*Aim of the task:*
Show each line of the data below that has the string "background" in it.

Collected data
********************

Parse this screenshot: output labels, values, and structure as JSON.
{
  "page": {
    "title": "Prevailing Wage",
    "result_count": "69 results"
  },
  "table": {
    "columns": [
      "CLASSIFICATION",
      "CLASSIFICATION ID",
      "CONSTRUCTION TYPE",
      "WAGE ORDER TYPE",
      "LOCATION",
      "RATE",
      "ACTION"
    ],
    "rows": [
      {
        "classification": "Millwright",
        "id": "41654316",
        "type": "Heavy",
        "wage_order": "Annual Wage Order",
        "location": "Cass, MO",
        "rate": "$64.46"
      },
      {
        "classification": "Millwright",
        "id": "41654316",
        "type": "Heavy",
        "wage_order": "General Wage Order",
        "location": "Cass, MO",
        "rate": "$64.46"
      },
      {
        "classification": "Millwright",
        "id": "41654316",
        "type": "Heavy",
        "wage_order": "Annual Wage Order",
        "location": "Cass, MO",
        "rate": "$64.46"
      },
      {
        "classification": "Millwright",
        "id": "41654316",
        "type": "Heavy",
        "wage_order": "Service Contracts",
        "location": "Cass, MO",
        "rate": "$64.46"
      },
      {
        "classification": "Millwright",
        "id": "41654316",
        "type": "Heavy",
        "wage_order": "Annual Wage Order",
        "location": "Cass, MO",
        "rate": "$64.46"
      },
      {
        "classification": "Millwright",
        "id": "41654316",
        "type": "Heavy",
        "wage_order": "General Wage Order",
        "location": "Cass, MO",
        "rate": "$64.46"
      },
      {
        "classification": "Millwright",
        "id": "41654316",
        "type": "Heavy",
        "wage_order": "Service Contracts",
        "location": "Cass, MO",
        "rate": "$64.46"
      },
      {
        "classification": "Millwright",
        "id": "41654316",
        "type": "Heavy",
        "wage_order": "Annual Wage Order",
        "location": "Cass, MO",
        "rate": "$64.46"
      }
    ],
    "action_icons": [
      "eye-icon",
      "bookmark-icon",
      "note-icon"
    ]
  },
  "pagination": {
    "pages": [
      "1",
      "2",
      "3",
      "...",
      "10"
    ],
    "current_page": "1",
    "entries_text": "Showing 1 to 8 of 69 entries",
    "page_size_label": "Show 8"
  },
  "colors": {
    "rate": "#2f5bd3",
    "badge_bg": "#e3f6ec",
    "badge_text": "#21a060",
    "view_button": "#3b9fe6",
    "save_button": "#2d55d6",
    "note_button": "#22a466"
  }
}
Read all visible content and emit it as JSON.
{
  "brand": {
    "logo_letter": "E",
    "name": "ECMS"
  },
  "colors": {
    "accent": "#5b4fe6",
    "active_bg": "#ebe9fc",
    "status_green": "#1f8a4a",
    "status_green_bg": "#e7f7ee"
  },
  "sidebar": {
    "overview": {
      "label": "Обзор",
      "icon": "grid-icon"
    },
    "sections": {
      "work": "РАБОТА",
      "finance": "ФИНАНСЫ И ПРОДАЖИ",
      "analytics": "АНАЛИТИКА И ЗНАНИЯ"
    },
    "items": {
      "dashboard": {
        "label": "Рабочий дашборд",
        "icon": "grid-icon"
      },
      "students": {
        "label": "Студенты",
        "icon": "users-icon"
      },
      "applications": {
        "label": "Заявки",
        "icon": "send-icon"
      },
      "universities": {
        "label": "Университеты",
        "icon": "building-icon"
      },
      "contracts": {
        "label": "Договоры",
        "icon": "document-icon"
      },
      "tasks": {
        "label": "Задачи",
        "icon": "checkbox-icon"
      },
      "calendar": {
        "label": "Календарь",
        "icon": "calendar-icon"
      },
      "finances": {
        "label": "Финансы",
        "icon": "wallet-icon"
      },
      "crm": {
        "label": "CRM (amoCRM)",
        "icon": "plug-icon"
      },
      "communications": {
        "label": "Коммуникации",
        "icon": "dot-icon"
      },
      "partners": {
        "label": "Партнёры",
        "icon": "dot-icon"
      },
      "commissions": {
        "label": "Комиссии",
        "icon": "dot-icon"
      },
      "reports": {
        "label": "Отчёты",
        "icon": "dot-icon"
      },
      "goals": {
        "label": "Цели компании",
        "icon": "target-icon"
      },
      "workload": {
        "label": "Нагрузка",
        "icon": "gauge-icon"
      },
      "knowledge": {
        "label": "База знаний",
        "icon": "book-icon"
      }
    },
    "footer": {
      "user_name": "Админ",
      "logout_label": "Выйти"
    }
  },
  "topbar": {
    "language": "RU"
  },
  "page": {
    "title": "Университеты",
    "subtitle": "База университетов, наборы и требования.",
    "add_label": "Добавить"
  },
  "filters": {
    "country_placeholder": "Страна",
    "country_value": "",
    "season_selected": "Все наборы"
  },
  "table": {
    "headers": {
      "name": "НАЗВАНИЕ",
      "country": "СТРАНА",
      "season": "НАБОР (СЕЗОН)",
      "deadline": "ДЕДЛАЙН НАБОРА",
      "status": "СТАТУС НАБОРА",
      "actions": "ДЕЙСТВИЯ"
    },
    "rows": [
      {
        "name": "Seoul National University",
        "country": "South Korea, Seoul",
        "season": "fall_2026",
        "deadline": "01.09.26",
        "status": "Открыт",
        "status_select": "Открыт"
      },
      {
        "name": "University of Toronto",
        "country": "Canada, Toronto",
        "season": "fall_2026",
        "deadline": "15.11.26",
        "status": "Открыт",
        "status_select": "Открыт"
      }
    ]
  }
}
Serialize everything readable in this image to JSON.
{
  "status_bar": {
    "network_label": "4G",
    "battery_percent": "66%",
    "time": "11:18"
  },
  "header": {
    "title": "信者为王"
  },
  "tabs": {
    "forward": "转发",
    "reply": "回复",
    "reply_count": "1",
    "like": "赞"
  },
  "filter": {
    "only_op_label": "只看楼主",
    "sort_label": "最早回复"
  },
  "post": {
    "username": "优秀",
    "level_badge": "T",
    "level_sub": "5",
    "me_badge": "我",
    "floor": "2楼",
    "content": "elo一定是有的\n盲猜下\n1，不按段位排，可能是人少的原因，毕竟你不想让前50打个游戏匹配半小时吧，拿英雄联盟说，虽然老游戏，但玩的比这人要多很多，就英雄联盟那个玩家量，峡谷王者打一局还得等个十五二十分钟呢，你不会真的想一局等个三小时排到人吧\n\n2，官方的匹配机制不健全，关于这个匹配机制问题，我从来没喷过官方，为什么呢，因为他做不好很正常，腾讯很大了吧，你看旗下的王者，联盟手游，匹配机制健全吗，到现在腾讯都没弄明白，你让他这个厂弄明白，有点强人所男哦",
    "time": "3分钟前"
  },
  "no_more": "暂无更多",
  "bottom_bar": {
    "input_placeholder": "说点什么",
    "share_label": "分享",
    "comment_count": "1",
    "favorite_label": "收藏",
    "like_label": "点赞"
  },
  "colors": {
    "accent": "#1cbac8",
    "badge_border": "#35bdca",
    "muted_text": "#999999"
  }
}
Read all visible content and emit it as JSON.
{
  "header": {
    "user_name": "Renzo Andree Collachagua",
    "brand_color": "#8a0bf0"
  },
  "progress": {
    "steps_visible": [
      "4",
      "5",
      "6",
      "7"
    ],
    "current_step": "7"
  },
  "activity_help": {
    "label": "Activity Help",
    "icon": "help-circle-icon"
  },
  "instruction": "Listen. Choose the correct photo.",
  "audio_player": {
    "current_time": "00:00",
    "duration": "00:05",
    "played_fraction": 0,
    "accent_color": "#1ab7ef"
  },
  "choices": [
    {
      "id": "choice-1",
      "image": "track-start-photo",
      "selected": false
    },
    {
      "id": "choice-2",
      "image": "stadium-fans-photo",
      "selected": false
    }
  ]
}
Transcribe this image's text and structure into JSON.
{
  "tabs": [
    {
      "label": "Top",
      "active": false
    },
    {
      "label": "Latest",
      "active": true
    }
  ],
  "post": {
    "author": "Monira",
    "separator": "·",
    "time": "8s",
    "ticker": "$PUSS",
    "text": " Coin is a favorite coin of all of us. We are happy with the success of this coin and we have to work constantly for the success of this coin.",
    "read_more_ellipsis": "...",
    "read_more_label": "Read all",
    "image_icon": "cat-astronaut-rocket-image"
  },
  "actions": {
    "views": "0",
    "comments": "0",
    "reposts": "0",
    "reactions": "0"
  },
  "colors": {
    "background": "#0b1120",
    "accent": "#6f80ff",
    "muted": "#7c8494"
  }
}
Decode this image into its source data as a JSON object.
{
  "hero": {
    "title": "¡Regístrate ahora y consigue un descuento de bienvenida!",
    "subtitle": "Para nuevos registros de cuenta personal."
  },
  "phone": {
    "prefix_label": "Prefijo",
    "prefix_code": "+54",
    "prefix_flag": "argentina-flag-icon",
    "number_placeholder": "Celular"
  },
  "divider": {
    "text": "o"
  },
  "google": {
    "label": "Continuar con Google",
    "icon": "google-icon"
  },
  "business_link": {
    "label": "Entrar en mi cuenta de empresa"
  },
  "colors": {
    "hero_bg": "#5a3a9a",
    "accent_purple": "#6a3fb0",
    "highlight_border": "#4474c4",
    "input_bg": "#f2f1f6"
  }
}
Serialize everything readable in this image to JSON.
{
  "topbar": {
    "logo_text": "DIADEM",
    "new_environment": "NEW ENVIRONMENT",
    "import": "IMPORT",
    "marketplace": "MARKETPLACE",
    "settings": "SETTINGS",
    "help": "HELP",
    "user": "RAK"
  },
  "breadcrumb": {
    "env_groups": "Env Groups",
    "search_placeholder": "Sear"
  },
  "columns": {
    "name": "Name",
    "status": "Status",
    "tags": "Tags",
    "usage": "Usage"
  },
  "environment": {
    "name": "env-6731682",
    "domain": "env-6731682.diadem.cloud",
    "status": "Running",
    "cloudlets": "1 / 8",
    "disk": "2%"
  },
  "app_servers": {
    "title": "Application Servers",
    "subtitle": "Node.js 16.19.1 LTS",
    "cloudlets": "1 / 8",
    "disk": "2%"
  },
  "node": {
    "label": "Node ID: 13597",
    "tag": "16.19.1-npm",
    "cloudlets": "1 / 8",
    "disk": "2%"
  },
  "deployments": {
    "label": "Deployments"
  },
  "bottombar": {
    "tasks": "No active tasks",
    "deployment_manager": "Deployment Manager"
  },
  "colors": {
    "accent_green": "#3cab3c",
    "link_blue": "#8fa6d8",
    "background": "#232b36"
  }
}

********************

*The solution:*
    "background": "#0b1120",
    "background": "#232b36"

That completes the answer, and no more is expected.